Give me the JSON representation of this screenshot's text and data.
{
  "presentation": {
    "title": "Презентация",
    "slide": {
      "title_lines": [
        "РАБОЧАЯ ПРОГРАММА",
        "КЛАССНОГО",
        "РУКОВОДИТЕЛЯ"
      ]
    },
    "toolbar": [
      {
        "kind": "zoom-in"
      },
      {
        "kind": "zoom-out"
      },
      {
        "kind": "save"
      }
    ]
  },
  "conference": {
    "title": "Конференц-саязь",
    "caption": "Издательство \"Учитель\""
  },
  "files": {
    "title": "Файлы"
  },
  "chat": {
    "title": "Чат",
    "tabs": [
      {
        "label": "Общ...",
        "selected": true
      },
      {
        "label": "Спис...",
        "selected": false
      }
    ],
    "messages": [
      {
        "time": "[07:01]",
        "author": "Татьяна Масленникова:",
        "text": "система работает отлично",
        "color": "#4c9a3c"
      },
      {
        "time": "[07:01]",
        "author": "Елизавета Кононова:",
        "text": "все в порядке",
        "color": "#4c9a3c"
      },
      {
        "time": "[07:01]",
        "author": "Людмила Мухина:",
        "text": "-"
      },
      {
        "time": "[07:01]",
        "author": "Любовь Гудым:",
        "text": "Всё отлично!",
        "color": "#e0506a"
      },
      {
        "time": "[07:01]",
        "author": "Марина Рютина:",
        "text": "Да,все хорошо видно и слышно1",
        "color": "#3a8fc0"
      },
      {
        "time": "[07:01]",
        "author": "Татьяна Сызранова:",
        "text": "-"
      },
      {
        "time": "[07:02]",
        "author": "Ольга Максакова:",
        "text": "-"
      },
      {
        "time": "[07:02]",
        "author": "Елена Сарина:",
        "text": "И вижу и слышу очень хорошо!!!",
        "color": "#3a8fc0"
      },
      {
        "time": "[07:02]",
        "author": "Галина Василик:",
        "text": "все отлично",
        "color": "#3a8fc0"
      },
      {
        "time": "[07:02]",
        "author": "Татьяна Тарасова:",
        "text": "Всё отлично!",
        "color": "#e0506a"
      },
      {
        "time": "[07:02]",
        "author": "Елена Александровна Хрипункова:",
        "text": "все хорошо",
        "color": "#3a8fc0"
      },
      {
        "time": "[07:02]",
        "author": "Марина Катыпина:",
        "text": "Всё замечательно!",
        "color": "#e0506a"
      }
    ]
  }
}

====

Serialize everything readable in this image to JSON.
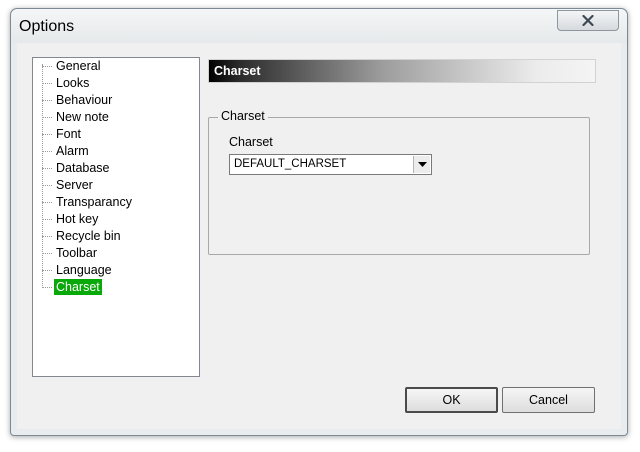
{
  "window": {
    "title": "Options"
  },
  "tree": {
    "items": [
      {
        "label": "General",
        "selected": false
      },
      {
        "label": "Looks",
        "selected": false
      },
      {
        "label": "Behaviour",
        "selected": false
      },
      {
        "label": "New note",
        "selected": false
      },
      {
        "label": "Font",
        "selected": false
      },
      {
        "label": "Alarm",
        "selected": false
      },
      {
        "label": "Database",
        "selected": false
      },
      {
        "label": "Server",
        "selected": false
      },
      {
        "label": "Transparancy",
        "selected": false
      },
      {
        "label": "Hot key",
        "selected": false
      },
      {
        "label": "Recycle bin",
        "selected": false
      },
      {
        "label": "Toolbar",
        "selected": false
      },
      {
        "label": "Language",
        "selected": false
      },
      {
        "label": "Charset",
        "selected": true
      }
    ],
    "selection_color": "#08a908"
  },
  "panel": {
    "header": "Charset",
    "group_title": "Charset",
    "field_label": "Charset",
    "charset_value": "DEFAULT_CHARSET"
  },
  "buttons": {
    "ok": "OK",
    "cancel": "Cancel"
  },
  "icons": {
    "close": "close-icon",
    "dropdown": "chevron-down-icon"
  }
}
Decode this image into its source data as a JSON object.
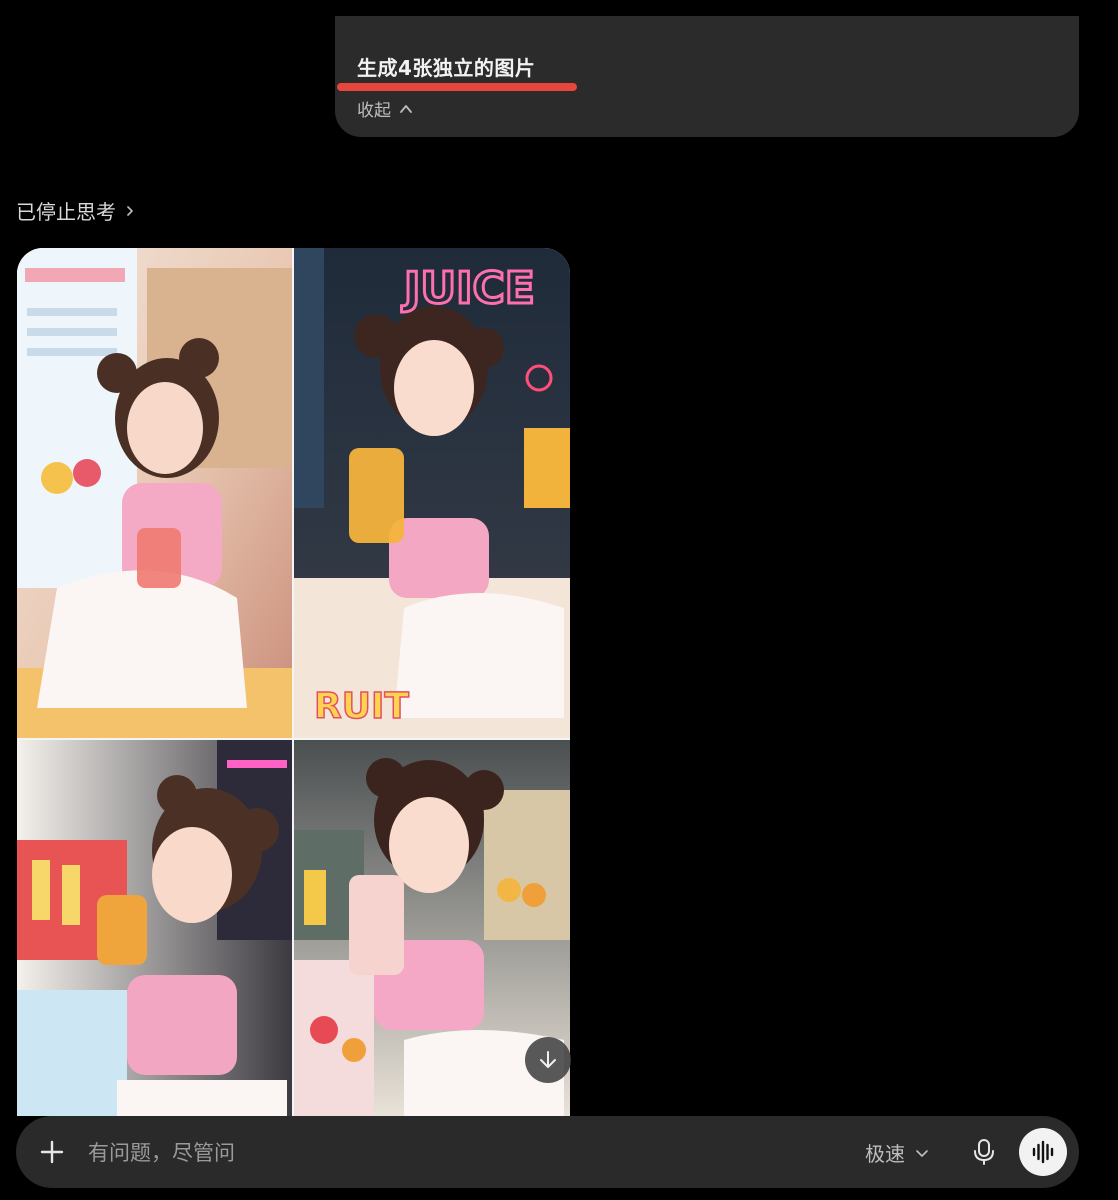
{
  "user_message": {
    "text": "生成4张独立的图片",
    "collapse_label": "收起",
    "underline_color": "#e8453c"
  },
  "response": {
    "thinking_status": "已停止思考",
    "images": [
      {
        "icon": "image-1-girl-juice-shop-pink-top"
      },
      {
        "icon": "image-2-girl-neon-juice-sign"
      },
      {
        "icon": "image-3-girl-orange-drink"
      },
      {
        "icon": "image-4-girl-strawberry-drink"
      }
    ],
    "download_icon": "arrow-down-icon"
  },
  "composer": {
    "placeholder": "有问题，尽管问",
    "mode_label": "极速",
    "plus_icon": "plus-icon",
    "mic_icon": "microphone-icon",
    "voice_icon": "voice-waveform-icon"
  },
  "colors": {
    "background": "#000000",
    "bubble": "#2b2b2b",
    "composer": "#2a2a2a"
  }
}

====

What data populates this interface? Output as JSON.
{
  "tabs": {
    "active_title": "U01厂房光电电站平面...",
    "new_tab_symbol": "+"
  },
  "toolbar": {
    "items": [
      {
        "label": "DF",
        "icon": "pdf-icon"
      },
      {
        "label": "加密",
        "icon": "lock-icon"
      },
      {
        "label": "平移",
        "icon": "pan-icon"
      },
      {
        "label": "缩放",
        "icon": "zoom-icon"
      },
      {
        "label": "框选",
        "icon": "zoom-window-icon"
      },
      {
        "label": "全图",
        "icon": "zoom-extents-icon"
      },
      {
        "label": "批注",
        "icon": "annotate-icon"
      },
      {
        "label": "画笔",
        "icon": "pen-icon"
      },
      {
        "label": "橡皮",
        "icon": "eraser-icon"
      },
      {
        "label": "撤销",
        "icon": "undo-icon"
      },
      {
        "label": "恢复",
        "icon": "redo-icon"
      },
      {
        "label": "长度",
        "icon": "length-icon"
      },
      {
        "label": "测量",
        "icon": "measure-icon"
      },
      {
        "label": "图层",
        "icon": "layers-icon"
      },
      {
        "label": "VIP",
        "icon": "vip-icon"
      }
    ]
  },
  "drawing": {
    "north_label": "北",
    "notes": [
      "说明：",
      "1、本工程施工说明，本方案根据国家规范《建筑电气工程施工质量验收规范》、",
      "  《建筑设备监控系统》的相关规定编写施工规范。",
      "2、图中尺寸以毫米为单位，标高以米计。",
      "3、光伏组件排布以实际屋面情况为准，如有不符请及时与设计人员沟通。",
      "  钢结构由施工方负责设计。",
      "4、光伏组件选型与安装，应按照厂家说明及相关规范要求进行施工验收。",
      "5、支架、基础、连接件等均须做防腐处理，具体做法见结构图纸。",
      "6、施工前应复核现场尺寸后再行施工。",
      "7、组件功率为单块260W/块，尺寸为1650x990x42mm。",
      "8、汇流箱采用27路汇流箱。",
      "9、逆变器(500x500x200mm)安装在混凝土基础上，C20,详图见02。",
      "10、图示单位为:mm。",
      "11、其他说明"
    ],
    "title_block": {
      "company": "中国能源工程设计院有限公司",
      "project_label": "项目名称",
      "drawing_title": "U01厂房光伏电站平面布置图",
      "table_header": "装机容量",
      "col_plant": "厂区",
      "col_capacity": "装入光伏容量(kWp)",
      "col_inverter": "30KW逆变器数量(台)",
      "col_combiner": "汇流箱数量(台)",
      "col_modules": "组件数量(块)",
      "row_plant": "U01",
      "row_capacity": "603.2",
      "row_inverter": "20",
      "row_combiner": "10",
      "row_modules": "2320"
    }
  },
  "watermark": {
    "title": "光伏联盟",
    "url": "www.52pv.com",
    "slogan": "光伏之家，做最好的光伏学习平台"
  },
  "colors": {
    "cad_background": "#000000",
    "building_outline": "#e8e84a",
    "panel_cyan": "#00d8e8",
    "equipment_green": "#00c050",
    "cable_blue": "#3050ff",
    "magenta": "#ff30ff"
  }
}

====

• [GIVEN REQUEST]: Identify how many lines in the entries above contain the word "down" and provide only that figure.

• [EXPECTED OUTPUT]: 2